Make an exact copy of the listing below.
--- begin The data ---
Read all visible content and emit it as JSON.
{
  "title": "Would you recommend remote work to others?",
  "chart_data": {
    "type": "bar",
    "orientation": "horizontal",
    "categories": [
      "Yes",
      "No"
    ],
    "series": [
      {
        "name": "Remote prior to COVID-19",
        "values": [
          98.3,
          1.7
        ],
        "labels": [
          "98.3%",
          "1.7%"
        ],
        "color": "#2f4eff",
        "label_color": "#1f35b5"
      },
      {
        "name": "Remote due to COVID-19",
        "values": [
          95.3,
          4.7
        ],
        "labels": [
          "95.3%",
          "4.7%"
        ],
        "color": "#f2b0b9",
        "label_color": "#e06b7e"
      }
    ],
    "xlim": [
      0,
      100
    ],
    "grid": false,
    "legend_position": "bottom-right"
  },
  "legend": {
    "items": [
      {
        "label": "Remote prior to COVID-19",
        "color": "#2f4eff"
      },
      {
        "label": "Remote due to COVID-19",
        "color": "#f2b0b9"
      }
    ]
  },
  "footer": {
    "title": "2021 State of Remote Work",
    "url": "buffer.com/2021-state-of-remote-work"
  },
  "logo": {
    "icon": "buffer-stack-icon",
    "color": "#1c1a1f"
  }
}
--- end The data ---
*Response*:
Read all visible content and emit it as JSON.
{
  "title": "Would you recommend remote work to others?",
  "chart_data": {
    "type": "bar",
    "orientation": "horizontal",
    "categories": [
      "Yes",
      "No"
    ],
    "series": [
      {
        "name": "Remote prior to COVID-19",
        "values": [
          98.3,
          1.7
        ],
        "labels": [
          "98.3%",
          "1.7%"
        ],
        "color": "#2f4eff",
        "label_color": "#1f35b5"
      },
      {
        "name": "Remote due to COVID-19",
        "values": [
          95.3,
          4.7
        ],
        "labels": [
          "95.3%",
          "4.7%"
        ],
        "color": "#f2b0b9",
        "label_color": "#e06b7e"
      }
    ],
    "xlim": [
      0,
      100
    ],
    "grid": false,
    "legend_position": "bottom-right"
  },
  "legend": {
    "items": [
      {
        "label": "Remote prior to COVID-19",
        "color": "#2f4eff"
      },
      {
        "label": "Remote due to COVID-19",
        "color": "#f2b0b9"
      }
    ]
  },
  "footer": {
    "title": "2021 State of Remote Work",
    "url": "buffer.com/2021-state-of-remote-work"
  },
  "logo": {
    "icon": "buffer-stack-icon",
    "color": "#1c1a1f"
  }
}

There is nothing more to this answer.